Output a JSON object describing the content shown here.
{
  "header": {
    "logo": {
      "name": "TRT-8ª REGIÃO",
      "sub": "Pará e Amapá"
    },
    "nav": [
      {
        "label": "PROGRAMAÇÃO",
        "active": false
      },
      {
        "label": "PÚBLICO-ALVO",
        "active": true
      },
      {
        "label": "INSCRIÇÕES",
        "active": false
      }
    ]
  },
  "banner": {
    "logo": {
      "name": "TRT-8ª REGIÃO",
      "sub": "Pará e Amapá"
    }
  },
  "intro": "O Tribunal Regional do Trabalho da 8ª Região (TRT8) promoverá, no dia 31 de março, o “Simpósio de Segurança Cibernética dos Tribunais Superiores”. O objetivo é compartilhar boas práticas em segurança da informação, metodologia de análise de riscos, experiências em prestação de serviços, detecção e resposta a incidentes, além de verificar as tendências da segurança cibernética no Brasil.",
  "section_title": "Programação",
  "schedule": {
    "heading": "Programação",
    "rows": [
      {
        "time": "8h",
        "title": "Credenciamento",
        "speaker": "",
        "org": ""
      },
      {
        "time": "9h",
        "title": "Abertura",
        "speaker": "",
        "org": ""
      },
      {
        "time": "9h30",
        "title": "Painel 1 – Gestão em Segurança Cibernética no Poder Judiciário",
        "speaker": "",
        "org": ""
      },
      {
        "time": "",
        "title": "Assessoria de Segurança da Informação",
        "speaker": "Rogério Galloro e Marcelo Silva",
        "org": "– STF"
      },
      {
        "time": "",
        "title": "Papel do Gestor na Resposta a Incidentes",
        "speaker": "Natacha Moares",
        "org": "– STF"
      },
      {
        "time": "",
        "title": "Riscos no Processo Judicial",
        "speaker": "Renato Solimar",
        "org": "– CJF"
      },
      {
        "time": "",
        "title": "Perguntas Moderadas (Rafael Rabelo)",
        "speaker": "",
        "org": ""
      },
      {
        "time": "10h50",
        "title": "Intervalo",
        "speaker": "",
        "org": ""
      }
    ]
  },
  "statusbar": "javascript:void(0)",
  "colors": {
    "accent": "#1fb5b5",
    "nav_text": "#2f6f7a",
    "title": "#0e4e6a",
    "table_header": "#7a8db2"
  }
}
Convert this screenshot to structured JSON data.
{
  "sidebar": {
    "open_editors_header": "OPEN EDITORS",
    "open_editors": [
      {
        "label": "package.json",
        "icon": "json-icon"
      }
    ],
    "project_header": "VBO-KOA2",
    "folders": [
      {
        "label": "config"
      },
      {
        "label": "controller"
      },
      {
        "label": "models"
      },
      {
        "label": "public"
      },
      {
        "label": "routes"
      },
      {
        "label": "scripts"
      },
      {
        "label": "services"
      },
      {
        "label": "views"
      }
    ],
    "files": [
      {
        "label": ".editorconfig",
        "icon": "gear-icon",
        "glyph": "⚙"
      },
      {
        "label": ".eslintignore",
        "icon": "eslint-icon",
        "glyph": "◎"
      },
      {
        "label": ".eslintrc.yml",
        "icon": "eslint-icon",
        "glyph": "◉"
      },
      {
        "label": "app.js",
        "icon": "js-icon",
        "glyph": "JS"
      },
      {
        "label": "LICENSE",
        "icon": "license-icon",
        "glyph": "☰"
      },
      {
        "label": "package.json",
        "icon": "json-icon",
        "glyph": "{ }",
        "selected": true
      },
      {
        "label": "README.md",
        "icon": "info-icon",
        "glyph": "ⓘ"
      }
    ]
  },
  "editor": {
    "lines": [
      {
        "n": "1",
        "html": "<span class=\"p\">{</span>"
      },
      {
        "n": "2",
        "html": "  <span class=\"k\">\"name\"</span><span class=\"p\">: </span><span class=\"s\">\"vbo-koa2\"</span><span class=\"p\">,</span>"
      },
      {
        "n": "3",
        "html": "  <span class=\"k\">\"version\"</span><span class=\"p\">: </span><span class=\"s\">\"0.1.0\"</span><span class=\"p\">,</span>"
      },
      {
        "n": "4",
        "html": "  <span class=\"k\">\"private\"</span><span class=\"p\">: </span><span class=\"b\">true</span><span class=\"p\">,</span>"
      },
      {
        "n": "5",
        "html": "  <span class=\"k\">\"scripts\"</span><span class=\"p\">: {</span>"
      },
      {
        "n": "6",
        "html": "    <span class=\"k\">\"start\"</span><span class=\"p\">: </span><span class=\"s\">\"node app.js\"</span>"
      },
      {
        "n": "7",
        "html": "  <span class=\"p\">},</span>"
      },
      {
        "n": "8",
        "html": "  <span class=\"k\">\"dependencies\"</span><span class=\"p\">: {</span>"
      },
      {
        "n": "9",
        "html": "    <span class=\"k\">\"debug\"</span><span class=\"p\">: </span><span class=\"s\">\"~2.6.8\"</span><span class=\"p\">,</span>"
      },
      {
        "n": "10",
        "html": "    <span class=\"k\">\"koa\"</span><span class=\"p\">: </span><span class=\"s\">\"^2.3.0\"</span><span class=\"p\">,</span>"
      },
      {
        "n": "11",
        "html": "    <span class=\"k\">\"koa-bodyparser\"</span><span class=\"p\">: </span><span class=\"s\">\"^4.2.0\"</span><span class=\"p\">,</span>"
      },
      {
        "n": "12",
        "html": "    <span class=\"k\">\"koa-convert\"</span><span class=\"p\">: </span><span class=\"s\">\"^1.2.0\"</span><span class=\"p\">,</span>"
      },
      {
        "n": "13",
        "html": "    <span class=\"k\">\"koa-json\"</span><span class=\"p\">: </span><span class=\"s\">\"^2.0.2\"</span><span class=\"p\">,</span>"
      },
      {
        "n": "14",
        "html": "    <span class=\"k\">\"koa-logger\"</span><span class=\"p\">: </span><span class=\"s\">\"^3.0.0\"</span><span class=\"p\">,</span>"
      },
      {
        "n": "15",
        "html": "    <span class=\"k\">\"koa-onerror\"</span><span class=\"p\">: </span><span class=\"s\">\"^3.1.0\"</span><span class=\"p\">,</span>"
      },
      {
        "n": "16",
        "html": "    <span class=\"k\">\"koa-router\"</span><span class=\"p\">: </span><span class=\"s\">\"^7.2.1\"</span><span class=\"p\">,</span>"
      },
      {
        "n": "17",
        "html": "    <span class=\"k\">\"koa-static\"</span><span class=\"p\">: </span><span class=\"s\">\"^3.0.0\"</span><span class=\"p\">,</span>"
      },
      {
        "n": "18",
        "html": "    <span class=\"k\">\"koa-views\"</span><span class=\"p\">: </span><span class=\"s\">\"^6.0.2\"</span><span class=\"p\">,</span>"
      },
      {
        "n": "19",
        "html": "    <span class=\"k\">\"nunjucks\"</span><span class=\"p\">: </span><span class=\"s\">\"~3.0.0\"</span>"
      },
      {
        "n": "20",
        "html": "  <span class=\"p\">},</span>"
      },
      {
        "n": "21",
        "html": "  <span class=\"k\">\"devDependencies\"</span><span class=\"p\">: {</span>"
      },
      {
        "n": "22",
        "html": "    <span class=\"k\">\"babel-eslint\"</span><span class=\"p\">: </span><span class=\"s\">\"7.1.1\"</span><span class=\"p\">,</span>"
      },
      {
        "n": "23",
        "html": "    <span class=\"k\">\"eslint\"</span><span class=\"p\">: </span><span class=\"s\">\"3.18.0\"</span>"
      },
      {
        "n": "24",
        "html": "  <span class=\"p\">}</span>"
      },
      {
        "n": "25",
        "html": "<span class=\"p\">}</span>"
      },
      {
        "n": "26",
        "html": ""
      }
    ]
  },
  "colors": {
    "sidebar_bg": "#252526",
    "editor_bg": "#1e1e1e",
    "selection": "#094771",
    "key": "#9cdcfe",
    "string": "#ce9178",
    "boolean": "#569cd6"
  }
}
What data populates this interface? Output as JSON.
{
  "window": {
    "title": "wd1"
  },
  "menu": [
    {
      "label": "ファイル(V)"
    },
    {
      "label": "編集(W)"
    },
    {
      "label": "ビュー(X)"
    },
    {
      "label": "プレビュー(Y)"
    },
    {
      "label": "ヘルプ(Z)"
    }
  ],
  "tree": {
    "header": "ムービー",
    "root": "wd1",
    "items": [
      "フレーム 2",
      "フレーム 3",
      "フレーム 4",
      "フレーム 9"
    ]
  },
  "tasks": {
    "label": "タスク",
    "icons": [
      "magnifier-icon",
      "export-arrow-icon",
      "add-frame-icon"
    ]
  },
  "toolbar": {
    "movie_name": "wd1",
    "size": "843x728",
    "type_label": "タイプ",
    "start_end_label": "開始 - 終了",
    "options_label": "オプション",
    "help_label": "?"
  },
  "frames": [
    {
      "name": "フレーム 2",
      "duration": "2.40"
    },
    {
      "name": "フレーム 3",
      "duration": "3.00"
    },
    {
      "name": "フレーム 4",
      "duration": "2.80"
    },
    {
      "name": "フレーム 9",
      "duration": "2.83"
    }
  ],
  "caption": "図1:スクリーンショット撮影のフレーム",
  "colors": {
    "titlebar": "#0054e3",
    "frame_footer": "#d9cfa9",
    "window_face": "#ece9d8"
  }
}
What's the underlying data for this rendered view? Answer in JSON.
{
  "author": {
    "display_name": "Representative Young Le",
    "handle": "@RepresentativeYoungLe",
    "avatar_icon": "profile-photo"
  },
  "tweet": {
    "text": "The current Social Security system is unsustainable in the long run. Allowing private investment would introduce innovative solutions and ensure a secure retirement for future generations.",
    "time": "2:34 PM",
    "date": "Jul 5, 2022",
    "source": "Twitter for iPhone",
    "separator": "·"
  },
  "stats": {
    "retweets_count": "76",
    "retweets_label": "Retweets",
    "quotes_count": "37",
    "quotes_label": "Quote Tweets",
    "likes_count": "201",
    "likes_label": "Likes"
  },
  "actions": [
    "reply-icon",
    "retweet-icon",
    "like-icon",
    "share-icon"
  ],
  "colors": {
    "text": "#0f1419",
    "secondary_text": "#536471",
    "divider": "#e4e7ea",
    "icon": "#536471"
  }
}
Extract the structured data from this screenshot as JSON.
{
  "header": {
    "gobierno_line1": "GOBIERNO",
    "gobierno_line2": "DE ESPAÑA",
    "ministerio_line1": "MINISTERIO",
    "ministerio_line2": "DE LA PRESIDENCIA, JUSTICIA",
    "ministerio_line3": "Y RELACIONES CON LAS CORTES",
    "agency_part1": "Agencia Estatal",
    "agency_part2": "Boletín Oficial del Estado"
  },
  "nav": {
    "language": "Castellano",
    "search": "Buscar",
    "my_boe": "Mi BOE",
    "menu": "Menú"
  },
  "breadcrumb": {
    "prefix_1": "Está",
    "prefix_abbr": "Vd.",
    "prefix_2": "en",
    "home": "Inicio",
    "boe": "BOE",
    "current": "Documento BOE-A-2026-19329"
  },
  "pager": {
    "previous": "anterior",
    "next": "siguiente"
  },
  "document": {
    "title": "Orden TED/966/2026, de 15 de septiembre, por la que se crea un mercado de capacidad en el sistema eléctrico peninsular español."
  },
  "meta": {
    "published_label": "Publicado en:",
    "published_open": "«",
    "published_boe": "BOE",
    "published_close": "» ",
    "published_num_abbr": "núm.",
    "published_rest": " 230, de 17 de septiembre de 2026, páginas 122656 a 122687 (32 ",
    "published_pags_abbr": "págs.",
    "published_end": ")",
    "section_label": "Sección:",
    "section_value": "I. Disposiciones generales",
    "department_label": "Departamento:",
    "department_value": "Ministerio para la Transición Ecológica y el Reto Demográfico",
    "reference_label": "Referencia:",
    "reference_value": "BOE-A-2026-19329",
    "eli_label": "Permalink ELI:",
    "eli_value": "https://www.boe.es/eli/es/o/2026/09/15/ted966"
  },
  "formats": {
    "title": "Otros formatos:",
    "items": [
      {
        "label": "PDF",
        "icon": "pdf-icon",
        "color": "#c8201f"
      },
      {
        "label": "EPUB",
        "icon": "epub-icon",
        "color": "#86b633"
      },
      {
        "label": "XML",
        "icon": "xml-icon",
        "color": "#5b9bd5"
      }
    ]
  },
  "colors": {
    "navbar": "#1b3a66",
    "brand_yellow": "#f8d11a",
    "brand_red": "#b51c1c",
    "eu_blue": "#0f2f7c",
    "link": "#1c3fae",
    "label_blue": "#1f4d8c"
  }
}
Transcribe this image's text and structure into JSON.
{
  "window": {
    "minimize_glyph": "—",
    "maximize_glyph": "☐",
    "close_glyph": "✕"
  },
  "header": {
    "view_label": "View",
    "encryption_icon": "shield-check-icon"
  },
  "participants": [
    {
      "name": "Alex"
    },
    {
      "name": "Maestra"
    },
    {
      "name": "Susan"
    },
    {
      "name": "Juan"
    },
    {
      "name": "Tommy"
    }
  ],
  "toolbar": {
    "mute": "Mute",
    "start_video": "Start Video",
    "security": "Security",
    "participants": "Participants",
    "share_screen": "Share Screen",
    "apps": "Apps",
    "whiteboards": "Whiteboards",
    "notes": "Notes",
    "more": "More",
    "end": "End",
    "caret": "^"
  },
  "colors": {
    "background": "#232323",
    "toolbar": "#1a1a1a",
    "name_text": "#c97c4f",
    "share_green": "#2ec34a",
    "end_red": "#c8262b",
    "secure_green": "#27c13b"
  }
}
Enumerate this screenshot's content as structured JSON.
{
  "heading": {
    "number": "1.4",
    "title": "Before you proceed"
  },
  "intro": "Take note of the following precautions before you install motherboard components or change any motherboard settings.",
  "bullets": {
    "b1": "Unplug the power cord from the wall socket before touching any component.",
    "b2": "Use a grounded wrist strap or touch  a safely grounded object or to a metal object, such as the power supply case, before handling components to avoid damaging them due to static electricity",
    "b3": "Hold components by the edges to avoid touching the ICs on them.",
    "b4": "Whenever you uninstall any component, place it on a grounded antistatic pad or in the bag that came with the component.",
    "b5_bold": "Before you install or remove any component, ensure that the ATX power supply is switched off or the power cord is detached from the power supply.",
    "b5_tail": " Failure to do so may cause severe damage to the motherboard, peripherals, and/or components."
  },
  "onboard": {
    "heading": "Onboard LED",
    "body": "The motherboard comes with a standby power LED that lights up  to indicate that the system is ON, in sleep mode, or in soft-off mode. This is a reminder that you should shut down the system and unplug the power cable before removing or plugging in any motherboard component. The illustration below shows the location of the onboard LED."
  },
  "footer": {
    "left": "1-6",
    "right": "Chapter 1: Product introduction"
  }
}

▶ _The problem_
In the entries above, find each line with the word "content" and show it.

▶ _Expected answer_
Output a JSON object describing the content shown here.
Enumerate this screenshot's content as structured JSON.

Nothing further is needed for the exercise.